Required task
In the material below, find all lines with the string "JSON" and copy them.

Extracted records

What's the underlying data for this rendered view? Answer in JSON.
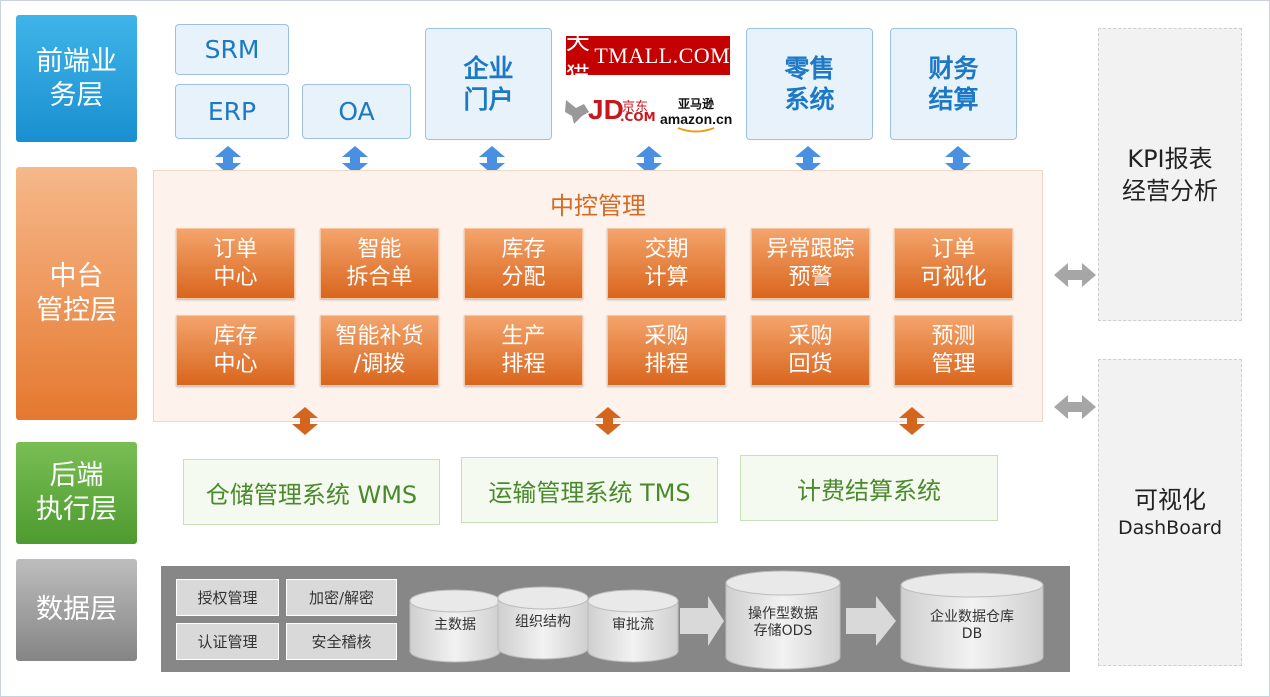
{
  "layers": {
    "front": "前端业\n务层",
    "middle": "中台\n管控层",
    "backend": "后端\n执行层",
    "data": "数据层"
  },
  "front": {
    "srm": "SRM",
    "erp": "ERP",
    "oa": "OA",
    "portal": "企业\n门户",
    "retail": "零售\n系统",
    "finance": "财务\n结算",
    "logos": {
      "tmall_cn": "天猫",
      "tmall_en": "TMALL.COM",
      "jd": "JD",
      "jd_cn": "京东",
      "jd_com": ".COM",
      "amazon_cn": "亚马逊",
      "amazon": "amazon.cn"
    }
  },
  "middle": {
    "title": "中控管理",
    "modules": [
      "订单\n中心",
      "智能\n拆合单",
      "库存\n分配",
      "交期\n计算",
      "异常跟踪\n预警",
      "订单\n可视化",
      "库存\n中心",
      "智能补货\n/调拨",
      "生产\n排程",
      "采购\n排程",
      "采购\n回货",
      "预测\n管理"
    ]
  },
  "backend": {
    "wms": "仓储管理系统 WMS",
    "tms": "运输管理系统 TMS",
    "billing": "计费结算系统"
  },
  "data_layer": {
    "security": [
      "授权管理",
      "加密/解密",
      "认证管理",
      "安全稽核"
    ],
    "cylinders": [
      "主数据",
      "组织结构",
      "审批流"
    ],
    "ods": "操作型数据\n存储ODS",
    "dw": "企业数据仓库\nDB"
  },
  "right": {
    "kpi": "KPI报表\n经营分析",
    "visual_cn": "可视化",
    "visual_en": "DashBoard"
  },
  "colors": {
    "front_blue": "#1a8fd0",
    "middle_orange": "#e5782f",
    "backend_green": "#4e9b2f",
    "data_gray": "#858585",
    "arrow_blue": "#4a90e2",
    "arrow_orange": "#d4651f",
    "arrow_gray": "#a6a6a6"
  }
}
==
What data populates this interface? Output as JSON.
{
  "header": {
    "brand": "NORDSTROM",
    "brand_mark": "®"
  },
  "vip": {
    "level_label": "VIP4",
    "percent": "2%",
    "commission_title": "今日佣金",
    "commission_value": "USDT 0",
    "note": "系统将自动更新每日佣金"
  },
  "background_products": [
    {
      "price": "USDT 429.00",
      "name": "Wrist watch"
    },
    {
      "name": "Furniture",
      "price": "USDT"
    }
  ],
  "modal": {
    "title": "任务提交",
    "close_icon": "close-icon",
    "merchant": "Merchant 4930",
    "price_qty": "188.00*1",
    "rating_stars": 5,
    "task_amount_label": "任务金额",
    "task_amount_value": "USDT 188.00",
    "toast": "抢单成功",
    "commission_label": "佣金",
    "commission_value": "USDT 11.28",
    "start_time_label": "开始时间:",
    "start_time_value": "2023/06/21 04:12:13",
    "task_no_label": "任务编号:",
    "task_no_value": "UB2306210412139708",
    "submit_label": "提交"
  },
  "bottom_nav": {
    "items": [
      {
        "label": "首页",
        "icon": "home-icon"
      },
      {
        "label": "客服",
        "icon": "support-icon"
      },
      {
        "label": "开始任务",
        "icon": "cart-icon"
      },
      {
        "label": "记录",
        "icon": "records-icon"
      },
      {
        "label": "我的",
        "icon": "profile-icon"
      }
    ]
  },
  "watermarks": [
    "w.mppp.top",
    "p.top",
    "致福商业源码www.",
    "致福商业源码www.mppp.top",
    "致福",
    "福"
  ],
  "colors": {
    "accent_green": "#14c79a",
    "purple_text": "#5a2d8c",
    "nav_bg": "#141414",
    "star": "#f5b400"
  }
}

Result for this task
What's the underlying data for this rendered view? Answer in JSON.
What data populates this interface? Output as JSON.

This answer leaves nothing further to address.